Output the full listing below exactly as it reads, and skip anything that is a picture.

+++ EXERCISE MATERIAL

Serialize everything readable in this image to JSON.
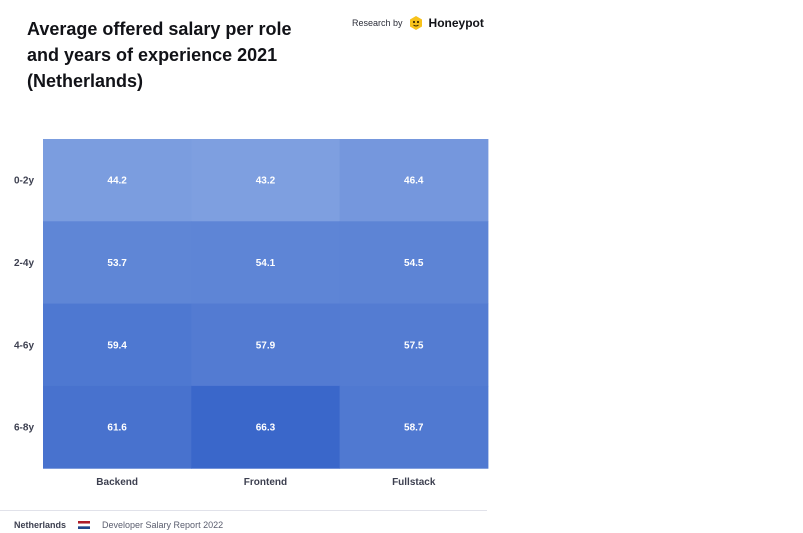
{
  "header": {
    "title": "Average offered salary per role\nand years of experience 2021\n(Netherlands)",
    "brand_prefix": "Research by",
    "brand_name": "Honeypot"
  },
  "chart_data": {
    "type": "heatmap",
    "title": "Average offered salary per role and years of experience 2021 (Netherlands)",
    "x_categories": [
      "Backend",
      "Frontend",
      "Fullstack"
    ],
    "y_categories": [
      "0-2y",
      "2-4y",
      "4-6y",
      "6-8y"
    ],
    "values": [
      [
        44.2,
        43.2,
        46.4
      ],
      [
        53.7,
        54.1,
        54.5
      ],
      [
        59.4,
        57.9,
        57.5
      ],
      [
        61.6,
        66.3,
        58.7
      ]
    ],
    "value_range": [
      43.2,
      66.3
    ],
    "color_low": "#7e9fe0",
    "color_high": "#3a67ca",
    "label_color": "#ffffff",
    "axis_label_color": "#3d4050",
    "xlabel": "",
    "ylabel": ""
  },
  "footer": {
    "country": "Netherlands",
    "report": "Developer Salary Report 2022",
    "flag_colors": [
      "#ae1c28",
      "#ffffff",
      "#21468b"
    ]
  }
}
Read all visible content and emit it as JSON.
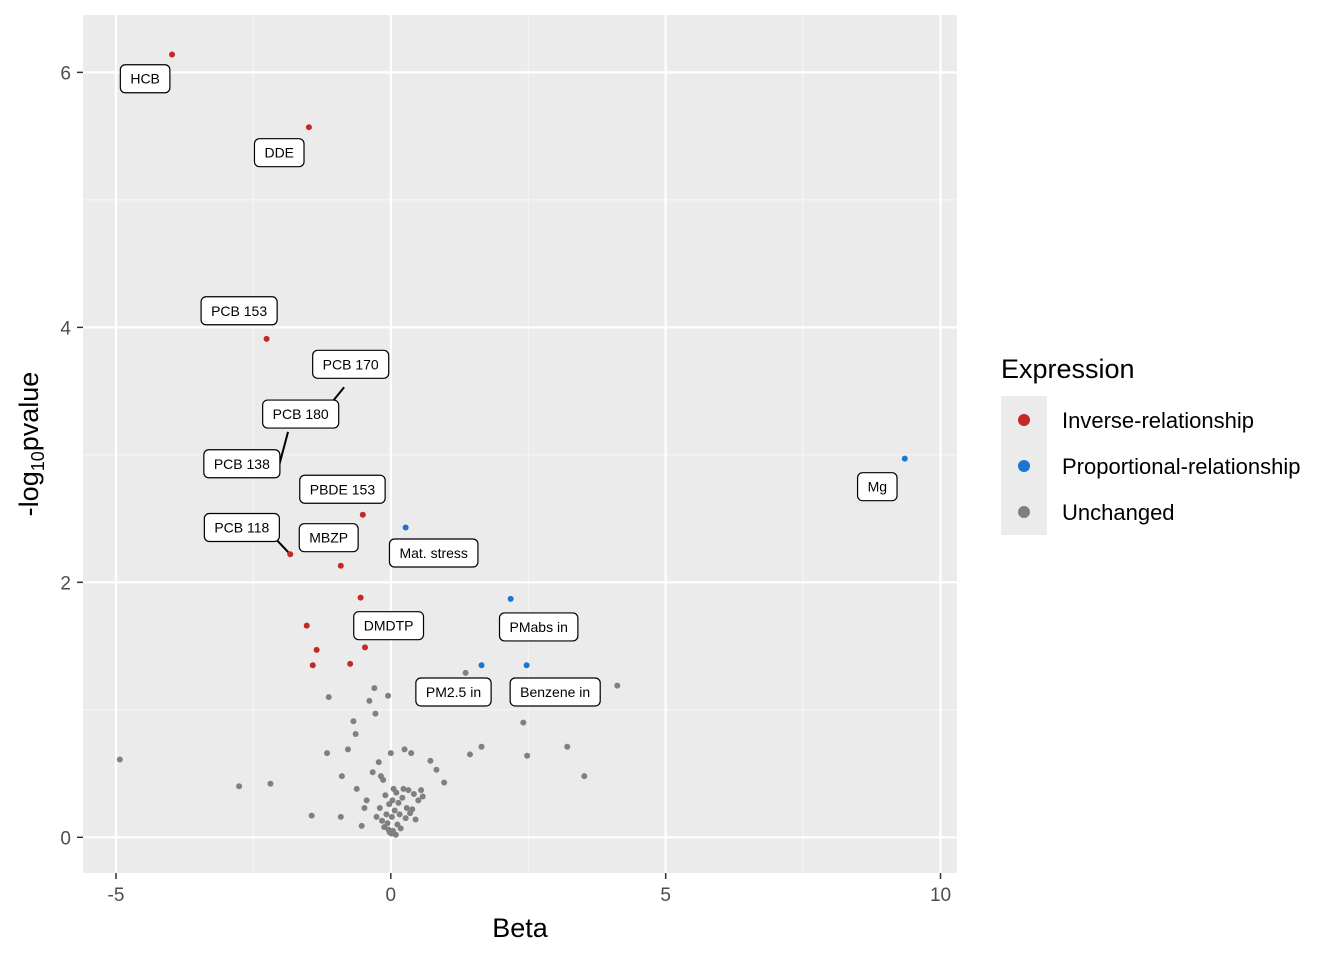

++++++

RESULT BELOW:
Serialize everything readable in this image to JSON.
{
  "header": {
    "title": "Average offered salary per role\nand years of experience 2021\n(Netherlands)",
    "brand_prefix": "Research by",
    "brand_name": "Honeypot"
  },
  "chart_data": {
    "type": "heatmap",
    "title": "Average offered salary per role and years of experience 2021 (Netherlands)",
    "x_categories": [
      "Backend",
      "Frontend",
      "Fullstack"
    ],
    "y_categories": [
      "0-2y",
      "2-4y",
      "4-6y",
      "6-8y"
    ],
    "values": [
      [
        44.2,
        43.2,
        46.4
      ],
      [
        53.7,
        54.1,
        54.5
      ],
      [
        59.4,
        57.9,
        57.5
      ],
      [
        61.6,
        66.3,
        58.7
      ]
    ],
    "value_range": [
      43.2,
      66.3
    ],
    "color_low": "#7e9fe0",
    "color_high": "#3a67ca",
    "label_color": "#ffffff",
    "axis_label_color": "#3d4050",
    "xlabel": "",
    "ylabel": ""
  },
  "footer": {
    "country": "Netherlands",
    "report": "Developer Salary Report 2022",
    "flag_colors": [
      "#ae1c28",
      "#ffffff",
      "#21468b"
    ]
  }
}
Read all visible content and emit it as JSON.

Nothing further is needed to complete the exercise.